Dataset entries
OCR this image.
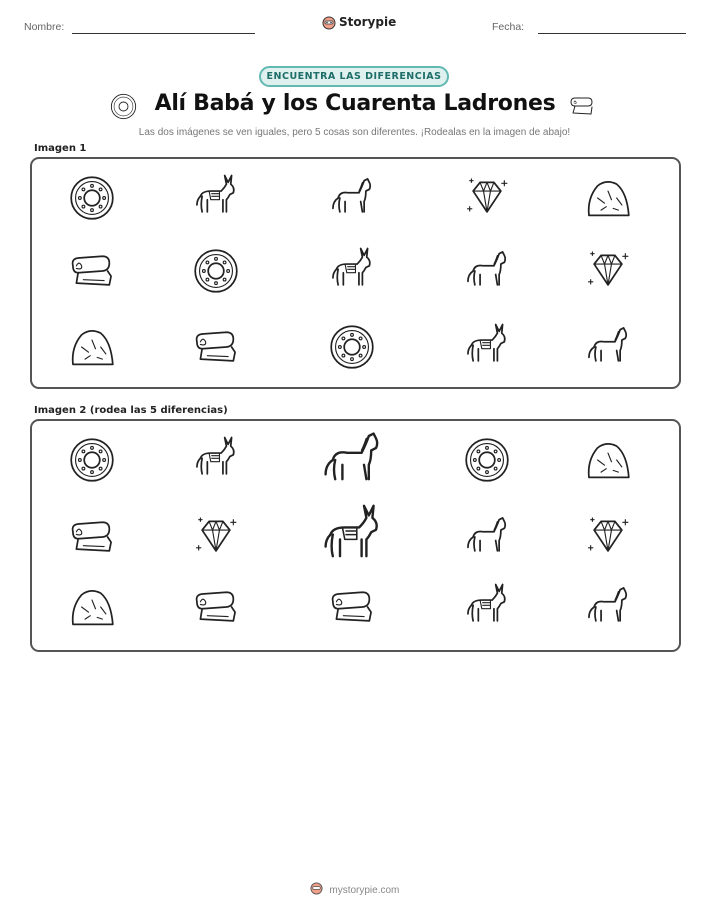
Nombre:	Storypie	Fecha:
ENCUENTRA LAS DIFERENCIAS
Alí Babá y los Cuarenta Ladrones
Las dos imágenes se ven iguales, pero 5 cosas son diferentes. ¡Rodealas en la imagen de abajo!
Imagen 1
Imagen 2 (rodea las 5 diferencias)
mystorypie.com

TASK INSTRUCTIONS>
Output the records above in their entirety and exactly, leaving out all images.

EXERCISE SOLUTION>
OCR this image.
Nombre:	Storypie	Fecha:
ENCUENTRA LAS DIFERENCIAS
Alí Babá y los Cuarenta Ladrones
Las dos imágenes se ven iguales, pero 5 cosas son diferentes. ¡Rodealas en la imagen de abajo!
Imagen 1
Imagen 2 (rodea las 5 diferencias)
mystorypie.com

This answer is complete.